* [Exercise objective]:
Every record should be repeated exactly, except that pictures are left out.

* [Stored rows]:
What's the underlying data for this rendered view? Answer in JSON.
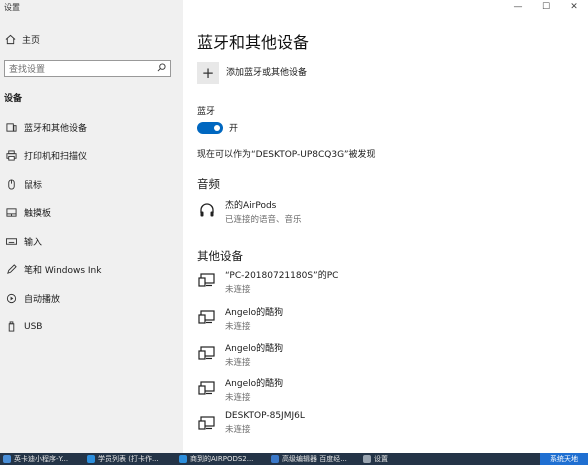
{
  "window": {
    "title": "设置",
    "minimize": "—",
    "maximize": "☐",
    "close": "✕"
  },
  "sidebar": {
    "home": "主页",
    "search_placeholder": "查找设置",
    "section": "设备",
    "items": [
      {
        "label": "蓝牙和其他设备",
        "icon": "bluetooth-icon"
      },
      {
        "label": "打印机和扫描仪",
        "icon": "printer-icon"
      },
      {
        "label": "鼠标",
        "icon": "mouse-icon"
      },
      {
        "label": "触摸板",
        "icon": "touchpad-icon"
      },
      {
        "label": "输入",
        "icon": "keyboard-icon"
      },
      {
        "label": "笔和 Windows Ink",
        "icon": "pen-icon"
      },
      {
        "label": "自动播放",
        "icon": "autoplay-icon"
      },
      {
        "label": "USB",
        "icon": "usb-icon"
      }
    ]
  },
  "main": {
    "title": "蓝牙和其他设备",
    "add_label": "添加蓝牙或其他设备",
    "bluetooth_label": "蓝牙",
    "toggle_state": "开",
    "discover_text": "现在可以作为“DESKTOP-UP8CQ3G”被发现",
    "audio_heading": "音频",
    "audio_devices": [
      {
        "name": "杰的AirPods",
        "status": "已连接的语音、音乐",
        "icon": "headphones-icon"
      }
    ],
    "other_heading": "其他设备",
    "other_devices": [
      {
        "name": "“PC-20180721180S”的PC",
        "status": "未连接"
      },
      {
        "name": "Angelo的酷狗",
        "status": "未连接"
      },
      {
        "name": "Angelo的酷狗",
        "status": "未连接"
      },
      {
        "name": "Angelo的酷狗",
        "status": "未连接"
      },
      {
        "name": "DESKTOP-85JMJ6L",
        "status": "未连接"
      }
    ]
  },
  "taskbar": {
    "items": [
      {
        "label": "英卡迪小程序-Y...",
        "color": "#4a8fd8"
      },
      {
        "label": "学员列表 (打卡作...",
        "color": "#2d8fdd"
      },
      {
        "label": "商到的AIRPODS2...",
        "color": "#2d8fdd"
      },
      {
        "label": "高级编辑器 百度经...",
        "color": "#3a78c9"
      },
      {
        "label": "设置",
        "color": "#9aa5b1"
      }
    ],
    "badge": "系统天地"
  }
}
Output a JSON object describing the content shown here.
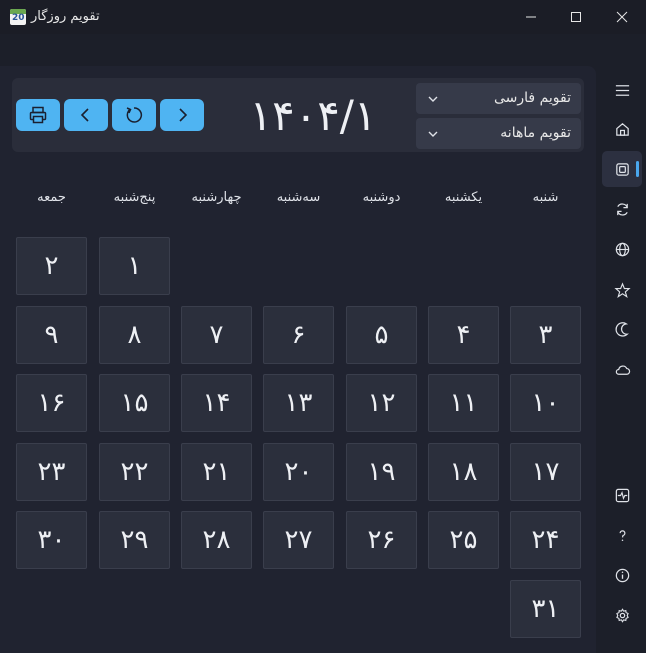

* [Response to the exercise]:
What's the underlying data for this rendered view? Answer in JSON.
{
  "window": {
    "title": "设置",
    "minimize": "—",
    "maximize": "☐",
    "close": "✕"
  },
  "sidebar": {
    "home": "主页",
    "search_placeholder": "查找设置",
    "section": "设备",
    "items": [
      {
        "label": "蓝牙和其他设备",
        "icon": "bluetooth-icon"
      },
      {
        "label": "打印机和扫描仪",
        "icon": "printer-icon"
      },
      {
        "label": "鼠标",
        "icon": "mouse-icon"
      },
      {
        "label": "触摸板",
        "icon": "touchpad-icon"
      },
      {
        "label": "输入",
        "icon": "keyboard-icon"
      },
      {
        "label": "笔和 Windows Ink",
        "icon": "pen-icon"
      },
      {
        "label": "自动播放",
        "icon": "autoplay-icon"
      },
      {
        "label": "USB",
        "icon": "usb-icon"
      }
    ]
  },
  "main": {
    "title": "蓝牙和其他设备",
    "add_label": "添加蓝牙或其他设备",
    "bluetooth_label": "蓝牙",
    "toggle_state": "开",
    "discover_text": "现在可以作为“DESKTOP-UP8CQ3G”被发现",
    "audio_heading": "音频",
    "audio_devices": [
      {
        "name": "杰的AirPods",
        "status": "已连接的语音、音乐",
        "icon": "headphones-icon"
      }
    ],
    "other_heading": "其他设备",
    "other_devices": [
      {
        "name": "“PC-20180721180S”的PC",
        "status": "未连接"
      },
      {
        "name": "Angelo的酷狗",
        "status": "未连接"
      },
      {
        "name": "Angelo的酷狗",
        "status": "未连接"
      },
      {
        "name": "Angelo的酷狗",
        "status": "未连接"
      },
      {
        "name": "DESKTOP-85JMJ6L",
        "status": "未连接"
      }
    ]
  },
  "taskbar": {
    "items": [
      {
        "label": "英卡迪小程序-Y...",
        "color": "#4a8fd8"
      },
      {
        "label": "学员列表 (打卡作...",
        "color": "#2d8fdd"
      },
      {
        "label": "商到的AIRPODS2...",
        "color": "#2d8fdd"
      },
      {
        "label": "高级编辑器 百度经...",
        "color": "#3a78c9"
      },
      {
        "label": "设置",
        "color": "#9aa5b1"
      }
    ],
    "badge": "系统天地"
  }
}
Output a JSON object describing the content shown here.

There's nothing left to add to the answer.